WRITTEN REQUEST:
Find the word "content" in the material below and gather every line that contains it.

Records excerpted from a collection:
————

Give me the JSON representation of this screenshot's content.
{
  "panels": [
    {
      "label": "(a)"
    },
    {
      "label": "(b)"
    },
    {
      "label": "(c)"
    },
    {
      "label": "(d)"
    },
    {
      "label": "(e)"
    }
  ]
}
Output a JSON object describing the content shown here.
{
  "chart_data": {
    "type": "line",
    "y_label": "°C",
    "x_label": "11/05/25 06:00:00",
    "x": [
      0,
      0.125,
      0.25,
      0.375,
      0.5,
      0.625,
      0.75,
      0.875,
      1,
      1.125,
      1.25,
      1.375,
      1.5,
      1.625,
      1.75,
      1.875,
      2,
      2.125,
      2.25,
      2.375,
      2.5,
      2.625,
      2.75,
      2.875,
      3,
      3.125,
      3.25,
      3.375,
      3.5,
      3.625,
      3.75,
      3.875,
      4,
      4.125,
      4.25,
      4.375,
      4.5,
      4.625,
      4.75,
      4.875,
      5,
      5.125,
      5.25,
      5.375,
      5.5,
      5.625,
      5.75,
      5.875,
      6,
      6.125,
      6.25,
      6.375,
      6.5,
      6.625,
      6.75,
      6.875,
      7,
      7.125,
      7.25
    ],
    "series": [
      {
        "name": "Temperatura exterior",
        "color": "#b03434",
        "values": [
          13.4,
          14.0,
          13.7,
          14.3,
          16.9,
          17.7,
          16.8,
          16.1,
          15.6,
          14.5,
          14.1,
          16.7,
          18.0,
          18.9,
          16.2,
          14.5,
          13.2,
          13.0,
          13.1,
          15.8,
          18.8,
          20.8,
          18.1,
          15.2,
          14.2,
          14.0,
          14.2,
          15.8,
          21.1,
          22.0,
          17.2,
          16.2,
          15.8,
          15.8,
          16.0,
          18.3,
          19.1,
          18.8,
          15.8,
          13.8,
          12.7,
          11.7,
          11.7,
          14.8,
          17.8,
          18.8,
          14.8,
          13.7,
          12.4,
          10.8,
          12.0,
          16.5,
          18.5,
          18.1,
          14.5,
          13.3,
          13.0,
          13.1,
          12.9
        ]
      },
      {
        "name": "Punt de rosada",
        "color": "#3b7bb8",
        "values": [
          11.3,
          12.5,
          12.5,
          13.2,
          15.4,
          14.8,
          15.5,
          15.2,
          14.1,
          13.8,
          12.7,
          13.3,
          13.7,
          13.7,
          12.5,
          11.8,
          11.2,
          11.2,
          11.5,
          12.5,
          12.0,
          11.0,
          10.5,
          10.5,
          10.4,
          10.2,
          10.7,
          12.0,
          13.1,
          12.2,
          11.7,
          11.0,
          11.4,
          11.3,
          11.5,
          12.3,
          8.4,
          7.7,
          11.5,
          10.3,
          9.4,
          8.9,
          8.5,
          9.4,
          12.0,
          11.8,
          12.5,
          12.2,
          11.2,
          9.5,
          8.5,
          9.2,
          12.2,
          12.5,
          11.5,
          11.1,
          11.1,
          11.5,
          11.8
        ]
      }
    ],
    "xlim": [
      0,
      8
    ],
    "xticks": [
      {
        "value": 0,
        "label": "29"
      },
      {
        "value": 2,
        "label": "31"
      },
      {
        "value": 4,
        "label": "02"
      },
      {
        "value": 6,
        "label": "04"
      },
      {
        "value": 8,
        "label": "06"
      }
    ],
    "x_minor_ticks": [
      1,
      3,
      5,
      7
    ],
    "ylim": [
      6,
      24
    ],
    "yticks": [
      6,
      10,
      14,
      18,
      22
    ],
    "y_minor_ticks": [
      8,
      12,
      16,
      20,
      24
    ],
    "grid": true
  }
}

————

EXERCISE SOLUTION:
Give me the JSON representation of this screenshot's content.
Output a JSON object describing the content shown here.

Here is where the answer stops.